Herr Präsident! Liebe Kolleginnen und Kollegen! Ich habe mich zu Wort gemeldet, um etwas zum Abstimmungsverfahren zu sagen. Ich wünsche mir, dass beide Anträge an den Ausschuss überwiesen werden.
Das wird dazu führen, dass wir eine gleichwertige Beratung und Debatte aller Vorschläge im Ausschuss bekommen. Wir werden dem Antrag, unseren Antrag in den Ausschuss zu überweisen, zustimmen können. Wir werden aber nicht für den Antrag von SPD und BÜNDNIS 90/DIE GRÜNEN stimmen, und zwar aus verfahrensmäßigen Gründen nicht und nicht deshalb - das muss ich deutlich machen -, weil wir ihn inhaltlich nicht unterstützen. Er macht einen Schritt in die
richtige Richtung. Okay, das ist in Ordnung. Er springt aber eindeutig zu kurz. Sie haben den Ausführungen meiner Kollegin Silke Hinrichsen entnehmen können, dass wir etwas Anderes wollen.
Ein Satz zum Thema „Stärkung des Ehrenamtes“. Liebe Kolleginnen und Kollegen, mir kommen regelmäßig die Tränen,
wenn ich solche Sätze höre. Mir kommen auch die Tränen, wenn ich höre, was Bürgernähe anscheinend ist. Bürgernähe in diesem Haus scheint eigentlich nur geographische Nähe zu sein. Das ist eine Bürgernähe der Honoratioren,
Definiert man Bürgernähe aber im Sinne der Bürger, bedeutet das, dass den Bürgern demokratische Gestaltungsmöglichkeiten zurückgegeben werden.
Das heißt doch, dass unsere Kommunalpolitiker wieder wirklich etwas zu entscheiden haben müssen. Darum geht es doch.
Ich sehe keinen anderen Weg als zu sagen: Wir brauchen Gemeinden, die eine bestimmte Größe haben, sodass das gewährleistet ist.
Wir wollen auch, dass Bürger die Verwaltung kontrollieren können. Es ist doch nicht richtig, dass Entscheidungen von zusammengelegten Verwaltungen über sieben Ecken zu kontrollieren sind. Das ist keine Bürgernähe.
Kurze Abstände zwischen Bürgern und Politikern, transparente Entscheidungswege und Gestaltungsspielraum für Kommunalpolitiker, das sind unsere Ziele.
Nach § 56 Abs. 4 der Geschäftsordnung erteile ich Herrn Abgeordneten Karl-Martin Hentschel das Wort.

» Auszüge der Auflistung
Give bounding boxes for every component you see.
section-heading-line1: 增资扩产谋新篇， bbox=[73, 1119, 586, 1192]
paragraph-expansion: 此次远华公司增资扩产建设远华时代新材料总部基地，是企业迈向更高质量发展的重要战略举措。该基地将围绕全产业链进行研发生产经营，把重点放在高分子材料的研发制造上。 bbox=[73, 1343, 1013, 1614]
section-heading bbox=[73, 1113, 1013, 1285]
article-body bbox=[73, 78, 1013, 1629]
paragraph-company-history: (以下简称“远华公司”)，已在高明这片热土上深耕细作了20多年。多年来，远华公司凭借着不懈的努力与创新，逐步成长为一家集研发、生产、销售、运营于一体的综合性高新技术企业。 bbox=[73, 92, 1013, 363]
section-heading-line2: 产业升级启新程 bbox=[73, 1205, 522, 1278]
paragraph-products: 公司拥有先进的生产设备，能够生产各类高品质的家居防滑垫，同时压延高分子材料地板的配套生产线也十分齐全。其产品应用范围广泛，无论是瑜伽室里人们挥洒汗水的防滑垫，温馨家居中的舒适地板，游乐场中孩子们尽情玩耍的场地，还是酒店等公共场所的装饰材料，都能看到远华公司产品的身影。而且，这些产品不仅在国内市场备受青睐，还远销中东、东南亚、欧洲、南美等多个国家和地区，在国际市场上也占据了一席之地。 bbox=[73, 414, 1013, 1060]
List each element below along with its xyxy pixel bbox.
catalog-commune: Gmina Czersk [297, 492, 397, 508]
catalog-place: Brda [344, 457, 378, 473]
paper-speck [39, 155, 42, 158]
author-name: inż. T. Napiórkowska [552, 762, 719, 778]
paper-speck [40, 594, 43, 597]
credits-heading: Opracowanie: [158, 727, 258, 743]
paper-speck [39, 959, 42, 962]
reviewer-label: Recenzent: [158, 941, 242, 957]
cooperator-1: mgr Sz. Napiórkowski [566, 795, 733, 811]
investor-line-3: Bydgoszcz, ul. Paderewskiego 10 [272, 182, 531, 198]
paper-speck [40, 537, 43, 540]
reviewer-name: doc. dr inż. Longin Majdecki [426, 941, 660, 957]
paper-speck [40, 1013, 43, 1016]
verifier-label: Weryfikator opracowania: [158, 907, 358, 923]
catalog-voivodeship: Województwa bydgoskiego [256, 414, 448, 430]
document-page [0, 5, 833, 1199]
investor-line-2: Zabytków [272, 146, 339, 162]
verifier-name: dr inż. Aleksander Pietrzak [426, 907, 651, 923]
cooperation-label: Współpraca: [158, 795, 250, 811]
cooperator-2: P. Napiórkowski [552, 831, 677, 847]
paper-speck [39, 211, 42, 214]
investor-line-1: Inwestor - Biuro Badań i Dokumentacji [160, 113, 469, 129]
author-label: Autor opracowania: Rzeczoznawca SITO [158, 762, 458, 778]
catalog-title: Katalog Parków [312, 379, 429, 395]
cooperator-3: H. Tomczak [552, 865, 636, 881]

» Auftrag A
Geben Sie aus der Rede zur Bürgernähe den Abschnitt wortgetreu aus, beginnend bei „Wir wollen auch, dass“ und endend bei „sind unsere Ziele.“.
» Auftrag B
Zählen Sie alle Punkte auf, die in der Rede zur Bürgernähe ausdrücklich als „unsere Ziele“ bezeichnet werden.

» Schriftliche Antwort A
Wir wollen auch, dass Bürger die Verwaltung kontrollieren können. Es ist doch nicht richtig, dass Entscheidungen von zusammengelegten Verwaltungen über sieben Ecken zu kontrollieren sind. Das ist keine Bürgernähe.
Kurze Abstände zwischen Bürgern und Politikern, transparente Entscheidungswege und Gestaltungsspielraum für Kommunalpolitiker, das sind unsere Ziele.

» Schriftliche Antwort B
- Kurze Abstände zwischen Bürgern und Politikern
- Transparente Entscheidungswege
- Gestaltungsspielraum für Kommunalpolitiker